======== EXERCISE DATA

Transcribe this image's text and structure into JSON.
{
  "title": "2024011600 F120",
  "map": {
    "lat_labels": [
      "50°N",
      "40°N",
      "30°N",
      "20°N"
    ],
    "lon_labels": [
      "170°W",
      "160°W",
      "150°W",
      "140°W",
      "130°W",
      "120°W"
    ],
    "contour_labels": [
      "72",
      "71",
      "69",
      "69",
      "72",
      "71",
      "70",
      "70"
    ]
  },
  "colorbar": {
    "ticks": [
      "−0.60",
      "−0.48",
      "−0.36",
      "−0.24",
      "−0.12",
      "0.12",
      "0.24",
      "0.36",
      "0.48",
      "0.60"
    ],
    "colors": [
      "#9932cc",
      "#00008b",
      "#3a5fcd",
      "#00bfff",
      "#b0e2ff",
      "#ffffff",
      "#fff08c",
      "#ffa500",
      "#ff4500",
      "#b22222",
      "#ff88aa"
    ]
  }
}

================

Above are some records; repeat all of them exactly.

Transcribe this image's text and structure into JSON.
{
  "title": "2024011600 F120",
  "map": {
    "lat_labels": [
      "50°N",
      "40°N",
      "30°N",
      "20°N"
    ],
    "lon_labels": [
      "170°W",
      "160°W",
      "150°W",
      "140°W",
      "130°W",
      "120°W"
    ],
    "contour_labels": [
      "72",
      "71",
      "69",
      "69",
      "72",
      "71",
      "70",
      "70"
    ]
  },
  "colorbar": {
    "ticks": [
      "−0.60",
      "−0.48",
      "−0.36",
      "−0.24",
      "−0.12",
      "0.12",
      "0.24",
      "0.36",
      "0.48",
      "0.60"
    ],
    "colors": [
      "#9932cc",
      "#00008b",
      "#3a5fcd",
      "#00bfff",
      "#b0e2ff",
      "#ffffff",
      "#fff08c",
      "#ffa500",
      "#ff4500",
      "#b22222",
      "#ff88aa"
    ]
  }
}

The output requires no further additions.